What the task asks: How many lines of these entries include the string "Agricultural"? State the number alone.

Source records:
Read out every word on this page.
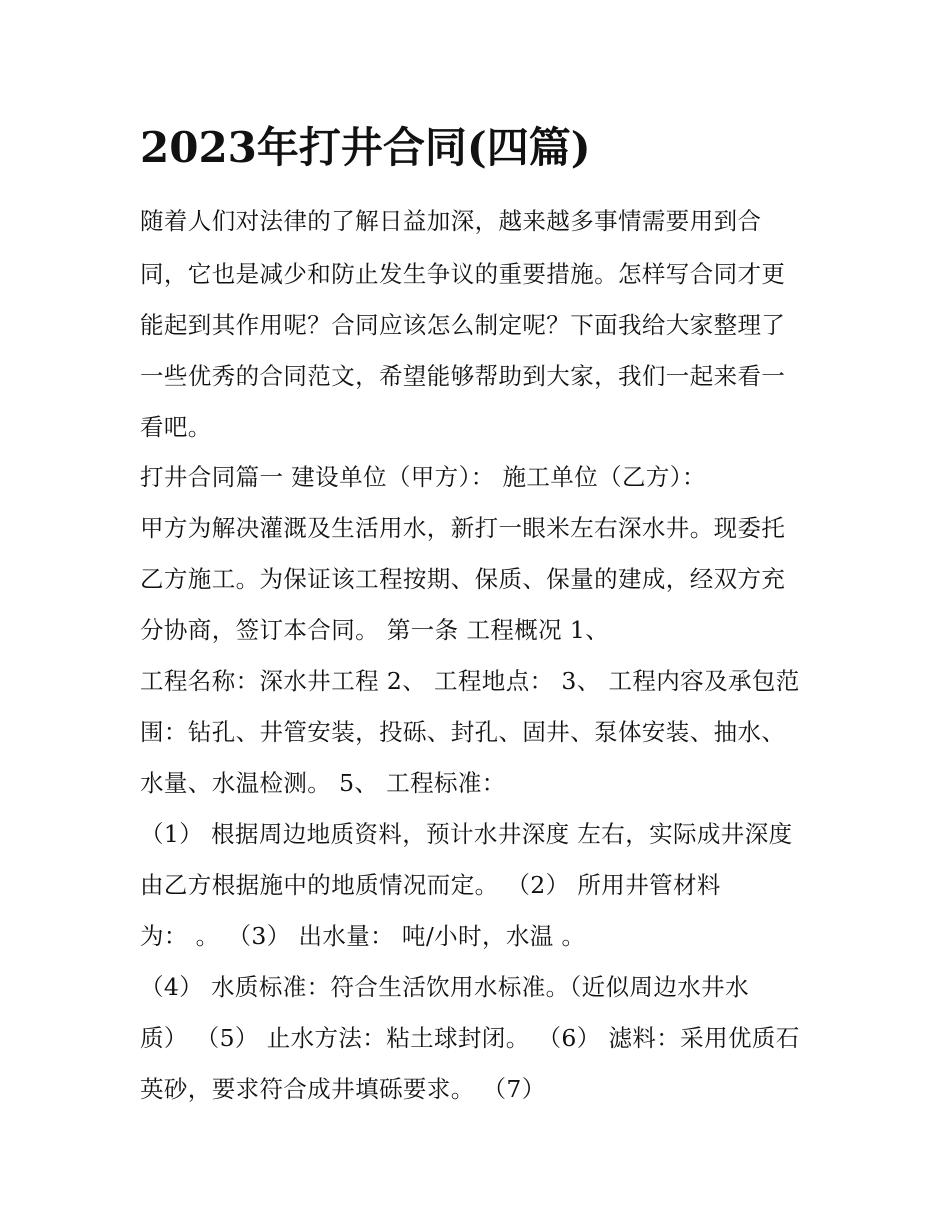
2023年打井合同(四篇)

随着人们对法律的了解日益加深，越来越多事情需要用到合

同，它也是减少和防止发生争议的重要措施。怎样写合同才更

能起到其作用呢？合同应该怎么制定呢？下面我给大家整理了

一些优秀的合同范文，希望能够帮助到大家，我们一起来看一

看吧。

打井合同篇一 建设单位（甲方）： 施工单位（乙方）：

甲方为解决灌溉及生活用水，新打一眼米左右深水井。现委托

乙方施工。为保证该工程按期、保质、保量的建成，经双方充

分协商，签订本合同。 第一条 工程概况 1、

工程名称：深水井工程 2、 工程地点： 3、 工程内容及承包范

围：钻孔、井管安装，投砾、封孔、固井、泵体安装、抽水、

水量、水温检测。 5、 工程标准：

（1） 根据周边地质资料，预计水井深度 左右，实际成井深度

由乙方根据施中的地质情况而定。 （2） 所用井管材料

为： 。 （3） 出水量： 吨/小时，水温 。

（4） 水质标准：符合生活饮用水标准。（近似周边水井水

质） （5） 止水方法：粘土球封闭。 （6） 滤料：采用优质石

英砂，要求符合成井填砾要求。 （7）
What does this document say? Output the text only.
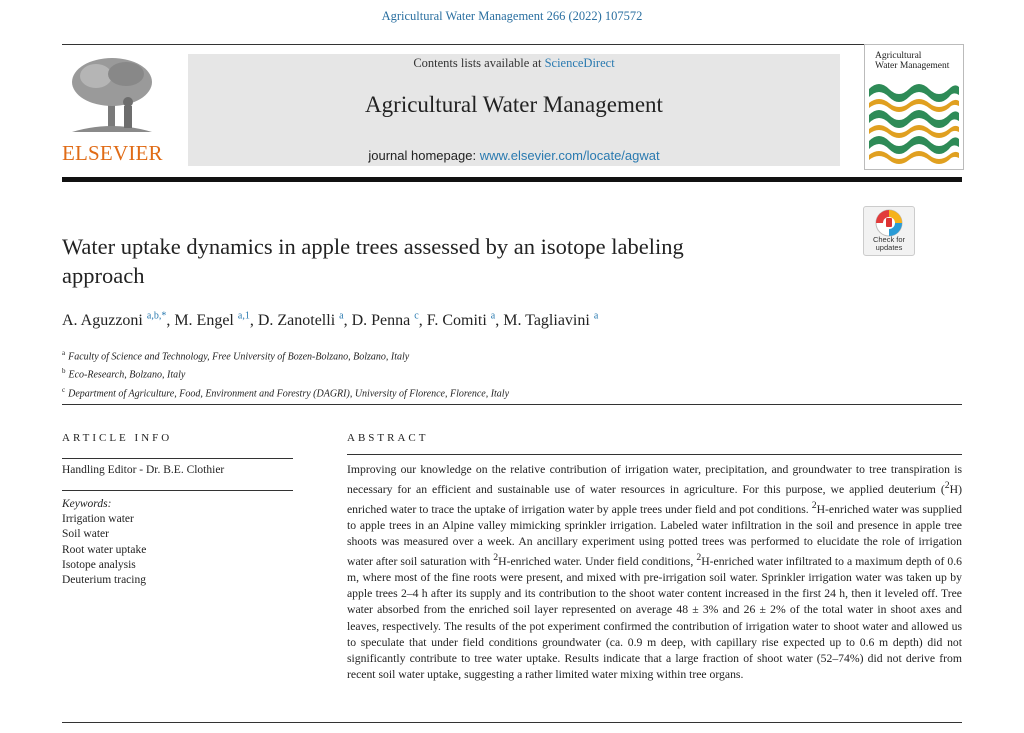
Agricultural Water Management 266 (2022) 107572
ELSEVIER
Contents lists available at ScienceDirect
Agricultural Water Management
journal homepage: www.elsevier.com/locate/agwat
Agricultural
Water Management
Check for
updates
Water uptake dynamics in apple trees assessed by an isotope labeling approach
A. Aguzzoni $^{a,b,*}$, M. Engel $^{a,1}$, D. Zanotelli $^a$, D. Penna $^c$, F. Comiti $^a$, M. Tagliavini $^a$
$^a$ Faculty of Science and Technology, Free University of Bozen-Bolzano, Bolzano, Italy
$^b$ Eco-Research, Bolzano, Italy
$^c$ Department of Agriculture, Food, Environment and Forestry (DAGRI), University of Florence, Florence, Italy
ARTICLE INFO
Handling Editor - Dr. B.E. Clothier
Keywords:
Irrigation water
Soil water
Root water uptake
Isotope analysis
Deuterium tracing
ABSTRACT
Improving our knowledge on the relative contribution of irrigation water, precipitation, and groundwater to tree transpiration is necessary for an efficient and sustainable use of water resources in agriculture. For this purpose, we applied deuterium ($^2$H) enriched water to trace the uptake of irrigation water by apple trees under field and pot conditions. $^2$H-enriched water was supplied to apple trees in an Alpine valley mimicking sprinkler irrigation. Labeled water infiltration in the soil and presence in apple tree shoots was measured over a week. An ancillary experiment using potted trees was performed to elucidate the role of irrigation water after soil saturation with $^2$H-enriched water. Under field conditions, $^2$H-enriched water infiltrated to a maximum depth of 0.6 m, where most of the fine roots were present, and mixed with pre-irrigation soil water. Sprinkler irrigation water was taken up by apple trees 2–4 h after its supply and its contribution to the shoot water content increased in the first 24 h, then it leveled off. Tree water absorbed from the enriched soil layer represented on average 48 ± 3% and 26 ± 2% of the total water in shoot axes and leaves, respectively. The results of the pot experiment confirmed the contribution of irrigation water to shoot water and allowed us to speculate that under field conditions groundwater (ca. 0.9 m deep, with capillary rise expected up to 0.6 m depth) did not significantly contribute to tree water uptake. Results indicate that a large fraction of shoot water (52–74%) did not derive from recent soil water uptake, suggesting a rather limited water mixing within tree organs.
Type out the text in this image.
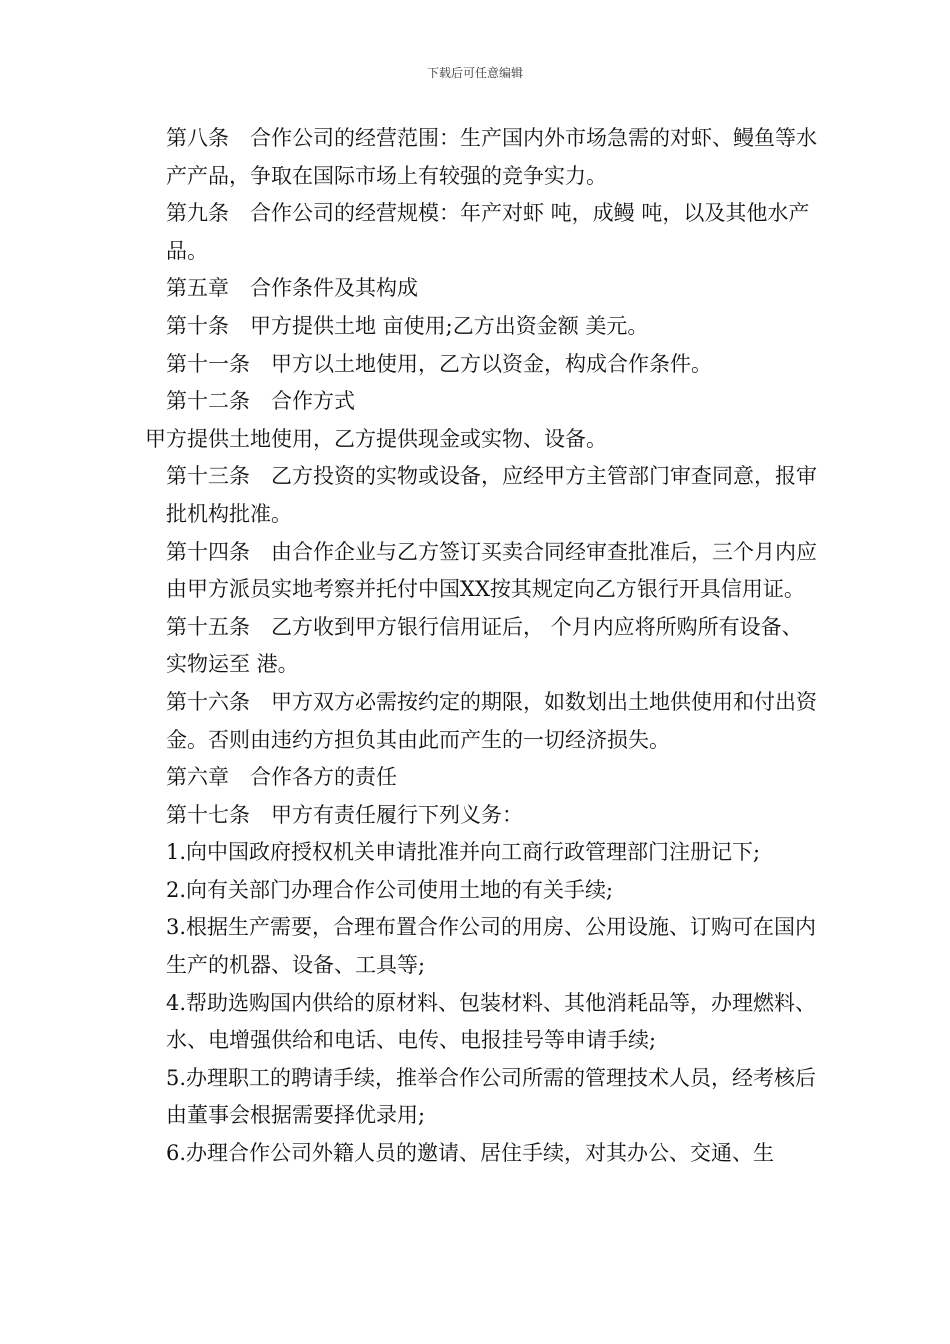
下载后可任意编辑

第八条　合作公司的经营范围：生产国内外市场急需的对虾、鳗鱼等水产产品，争取在国际市场上有较强的竞争实力。

第九条　合作公司的经营规模：年产对虾 吨，成鳗 吨，以及其他水产品。

第五章　合作条件及其构成

第十条　甲方提供土地 亩使用;乙方出资金额 美元。

第十一条　甲方以土地使用，乙方以资金，构成合作条件。

第十二条　合作方式

甲方提供土地使用，乙方提供现金或实物、设备。

第十三条　乙方投资的实物或设备，应经甲方主管部门审查同意，报审批机构批准。

第十四条　由合作企业与乙方签订买卖合同经审查批准后，三个月内应由甲方派员实地考察并托付中国XX按其规定向乙方银行开具信用证。

第十五条　乙方收到甲方银行信用证后， 个月内应将所购所有设备、实物运至 港。

第十六条　甲方双方必需按约定的期限，如数划出土地供使用和付出资金。否则由违约方担负其由此而产生的一切经济损失。

第六章　合作各方的责任

第十七条　甲方有责任履行下列义务：

1.向中国政府授权机关申请批准并向工商行政管理部门注册记下;

2.向有关部门办理合作公司使用土地的有关手续;

3.根据生产需要，合理布置合作公司的用房、公用设施、订购可在国内生产的机器、设备、工具等;

4.帮助选购国内供给的原材料、包装材料、其他消耗品等，办理燃料、水、电增强供给和电话、电传、电报挂号等申请手续;

5.办理职工的聘请手续，推举合作公司所需的管理技术人员，经考核后由董事会根据需要择优录用;

6.办理合作公司外籍人员的邀请、居住手续，对其办公、交通、生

Expected answer: 3